EXCERPTED DATA |

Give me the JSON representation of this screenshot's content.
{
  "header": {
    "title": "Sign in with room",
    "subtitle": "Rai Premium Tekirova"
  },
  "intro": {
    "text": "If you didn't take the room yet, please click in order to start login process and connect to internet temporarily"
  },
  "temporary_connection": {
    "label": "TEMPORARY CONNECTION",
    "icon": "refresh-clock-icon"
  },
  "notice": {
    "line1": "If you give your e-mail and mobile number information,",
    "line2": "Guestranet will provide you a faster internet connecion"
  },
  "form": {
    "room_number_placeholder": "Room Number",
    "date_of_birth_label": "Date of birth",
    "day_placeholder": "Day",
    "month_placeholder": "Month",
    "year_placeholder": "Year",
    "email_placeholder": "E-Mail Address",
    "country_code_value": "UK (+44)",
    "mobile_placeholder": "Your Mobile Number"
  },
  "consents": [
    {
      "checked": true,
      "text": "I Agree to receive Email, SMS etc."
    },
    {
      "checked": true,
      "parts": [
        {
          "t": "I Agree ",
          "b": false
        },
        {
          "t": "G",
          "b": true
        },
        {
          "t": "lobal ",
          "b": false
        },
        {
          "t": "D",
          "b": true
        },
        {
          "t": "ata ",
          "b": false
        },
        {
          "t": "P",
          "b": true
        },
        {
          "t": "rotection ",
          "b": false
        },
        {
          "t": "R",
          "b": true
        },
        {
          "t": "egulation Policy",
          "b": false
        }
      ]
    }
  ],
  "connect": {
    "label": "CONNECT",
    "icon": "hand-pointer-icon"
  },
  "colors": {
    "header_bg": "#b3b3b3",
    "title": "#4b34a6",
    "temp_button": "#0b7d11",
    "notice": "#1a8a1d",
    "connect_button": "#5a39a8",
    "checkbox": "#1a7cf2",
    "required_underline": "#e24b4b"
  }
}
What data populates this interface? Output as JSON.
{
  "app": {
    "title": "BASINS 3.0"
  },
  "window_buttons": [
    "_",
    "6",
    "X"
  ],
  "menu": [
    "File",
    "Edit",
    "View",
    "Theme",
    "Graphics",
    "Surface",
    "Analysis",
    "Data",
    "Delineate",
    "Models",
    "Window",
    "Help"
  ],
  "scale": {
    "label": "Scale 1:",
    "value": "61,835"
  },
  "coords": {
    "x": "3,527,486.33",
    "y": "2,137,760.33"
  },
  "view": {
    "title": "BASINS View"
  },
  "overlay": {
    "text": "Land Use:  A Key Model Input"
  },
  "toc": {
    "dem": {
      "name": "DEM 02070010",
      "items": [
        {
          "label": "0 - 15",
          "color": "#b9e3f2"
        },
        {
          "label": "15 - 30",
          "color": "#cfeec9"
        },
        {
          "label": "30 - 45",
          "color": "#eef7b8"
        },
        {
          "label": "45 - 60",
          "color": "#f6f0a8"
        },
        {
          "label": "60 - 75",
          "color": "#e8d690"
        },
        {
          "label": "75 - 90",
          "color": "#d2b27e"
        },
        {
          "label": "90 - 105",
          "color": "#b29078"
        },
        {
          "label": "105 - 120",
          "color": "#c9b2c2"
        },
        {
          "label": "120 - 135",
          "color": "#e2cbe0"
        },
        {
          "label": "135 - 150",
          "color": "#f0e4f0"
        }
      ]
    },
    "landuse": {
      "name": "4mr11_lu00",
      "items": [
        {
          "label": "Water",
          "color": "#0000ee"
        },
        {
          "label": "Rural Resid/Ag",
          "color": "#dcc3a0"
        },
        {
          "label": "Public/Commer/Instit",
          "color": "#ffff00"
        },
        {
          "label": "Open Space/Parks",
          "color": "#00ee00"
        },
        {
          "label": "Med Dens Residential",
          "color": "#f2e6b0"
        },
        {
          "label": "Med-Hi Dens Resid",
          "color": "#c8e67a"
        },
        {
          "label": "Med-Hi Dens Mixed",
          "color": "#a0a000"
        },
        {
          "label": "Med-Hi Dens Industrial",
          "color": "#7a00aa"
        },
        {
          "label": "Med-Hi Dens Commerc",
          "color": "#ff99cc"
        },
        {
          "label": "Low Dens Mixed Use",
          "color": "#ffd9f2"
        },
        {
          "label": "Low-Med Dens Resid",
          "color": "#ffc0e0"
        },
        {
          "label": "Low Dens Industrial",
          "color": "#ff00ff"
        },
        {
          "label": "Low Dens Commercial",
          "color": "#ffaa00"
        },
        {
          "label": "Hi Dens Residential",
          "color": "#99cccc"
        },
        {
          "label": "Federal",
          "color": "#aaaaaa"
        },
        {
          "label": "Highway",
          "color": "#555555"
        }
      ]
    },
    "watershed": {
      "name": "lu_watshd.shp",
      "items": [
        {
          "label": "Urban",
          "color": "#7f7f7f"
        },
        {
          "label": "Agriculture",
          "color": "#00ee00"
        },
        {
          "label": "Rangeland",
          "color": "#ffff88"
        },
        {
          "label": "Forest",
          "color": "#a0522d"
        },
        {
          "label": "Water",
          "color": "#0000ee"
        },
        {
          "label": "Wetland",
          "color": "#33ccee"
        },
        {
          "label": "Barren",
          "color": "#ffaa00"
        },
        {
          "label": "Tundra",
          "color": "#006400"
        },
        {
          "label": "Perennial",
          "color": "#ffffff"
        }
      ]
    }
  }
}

STATED TASK | Repeat the whole listing exactly, keeping every line intact.

EXERCISE SOLUTION |
Give me the JSON representation of this screenshot's content.
{
  "header": {
    "title": "Sign in with room",
    "subtitle": "Rai Premium Tekirova"
  },
  "intro": {
    "text": "If you didn't take the room yet, please click in order to start login process and connect to internet temporarily"
  },
  "temporary_connection": {
    "label": "TEMPORARY CONNECTION",
    "icon": "refresh-clock-icon"
  },
  "notice": {
    "line1": "If you give your e-mail and mobile number information,",
    "line2": "Guestranet will provide you a faster internet connecion"
  },
  "form": {
    "room_number_placeholder": "Room Number",
    "date_of_birth_label": "Date of birth",
    "day_placeholder": "Day",
    "month_placeholder": "Month",
    "year_placeholder": "Year",
    "email_placeholder": "E-Mail Address",
    "country_code_value": "UK (+44)",
    "mobile_placeholder": "Your Mobile Number"
  },
  "consents": [
    {
      "checked": true,
      "text": "I Agree to receive Email, SMS etc."
    },
    {
      "checked": true,
      "parts": [
        {
          "t": "I Agree ",
          "b": false
        },
        {
          "t": "G",
          "b": true
        },
        {
          "t": "lobal ",
          "b": false
        },
        {
          "t": "D",
          "b": true
        },
        {
          "t": "ata ",
          "b": false
        },
        {
          "t": "P",
          "b": true
        },
        {
          "t": "rotection ",
          "b": false
        },
        {
          "t": "R",
          "b": true
        },
        {
          "t": "egulation Policy",
          "b": false
        }
      ]
    }
  ],
  "connect": {
    "label": "CONNECT",
    "icon": "hand-pointer-icon"
  },
  "colors": {
    "header_bg": "#b3b3b3",
    "title": "#4b34a6",
    "temp_button": "#0b7d11",
    "notice": "#1a8a1d",
    "connect_button": "#5a39a8",
    "checkbox": "#1a7cf2",
    "required_underline": "#e24b4b"
  }
}
What data populates this interface? Output as JSON.
{
  "app": {
    "title": "BASINS 3.0"
  },
  "window_buttons": [
    "_",
    "6",
    "X"
  ],
  "menu": [
    "File",
    "Edit",
    "View",
    "Theme",
    "Graphics",
    "Surface",
    "Analysis",
    "Data",
    "Delineate",
    "Models",
    "Window",
    "Help"
  ],
  "scale": {
    "label": "Scale 1:",
    "value": "61,835"
  },
  "coords": {
    "x": "3,527,486.33",
    "y": "2,137,760.33"
  },
  "view": {
    "title": "BASINS View"
  },
  "overlay": {
    "text": "Land Use:  A Key Model Input"
  },
  "toc": {
    "dem": {
      "name": "DEM 02070010",
      "items": [
        {
          "label": "0 - 15",
          "color": "#b9e3f2"
        },
        {
          "label": "15 - 30",
          "color": "#cfeec9"
        },
        {
          "label": "30 - 45",
          "color": "#eef7b8"
        },
        {
          "label": "45 - 60",
          "color": "#f6f0a8"
        },
        {
          "label": "60 - 75",
          "color": "#e8d690"
        },
        {
          "label": "75 - 90",
          "color": "#d2b27e"
        },
        {
          "label": "90 - 105",
          "color": "#b29078"
        },
        {
          "label": "105 - 120",
          "color": "#c9b2c2"
        },
        {
          "label": "120 - 135",
          "color": "#e2cbe0"
        },
        {
          "label": "135 - 150",
          "color": "#f0e4f0"
        }
      ]
    },
    "landuse": {
      "name": "4mr11_lu00",
      "items": [
        {
          "label": "Water",
          "color": "#0000ee"
        },
        {
          "label": "Rural Resid/Ag",
          "color": "#dcc3a0"
        },
        {
          "label": "Public/Commer/Instit",
          "color": "#ffff00"
        },
        {
          "label": "Open Space/Parks",
          "color": "#00ee00"
        },
        {
          "label": "Med Dens Residential",
          "color": "#f2e6b0"
        },
        {
          "label": "Med-Hi Dens Resid",
          "color": "#c8e67a"
        },
        {
          "label": "Med-Hi Dens Mixed",
          "color": "#a0a000"
        },
        {
          "label": "Med-Hi Dens Industrial",
          "color": "#7a00aa"
        },
        {
          "label": "Med-Hi Dens Commerc",
          "color": "#ff99cc"
        },
        {
          "label": "Low Dens Mixed Use",
          "color": "#ffd9f2"
        },
        {
          "label": "Low-Med Dens Resid",
          "color": "#ffc0e0"
        },
        {
          "label": "Low Dens Industrial",
          "color": "#ff00ff"
        },
        {
          "label": "Low Dens Commercial",
          "color": "#ffaa00"
        },
        {
          "label": "Hi Dens Residential",
          "color": "#99cccc"
        },
        {
          "label": "Federal",
          "color": "#aaaaaa"
        },
        {
          "label": "Highway",
          "color": "#555555"
        }
      ]
    },
    "watershed": {
      "name": "lu_watshd.shp",
      "items": [
        {
          "label": "Urban",
          "color": "#7f7f7f"
        },
        {
          "label": "Agriculture",
          "color": "#00ee00"
        },
        {
          "label": "Rangeland",
          "color": "#ffff88"
        },
        {
          "label": "Forest",
          "color": "#a0522d"
        },
        {
          "label": "Water",
          "color": "#0000ee"
        },
        {
          "label": "Wetland",
          "color": "#33ccee"
        },
        {
          "label": "Barren",
          "color": "#ffaa00"
        },
        {
          "label": "Tundra",
          "color": "#006400"
        },
        {
          "label": "Perennial",
          "color": "#ffffff"
        }
      ]
    }
  }
}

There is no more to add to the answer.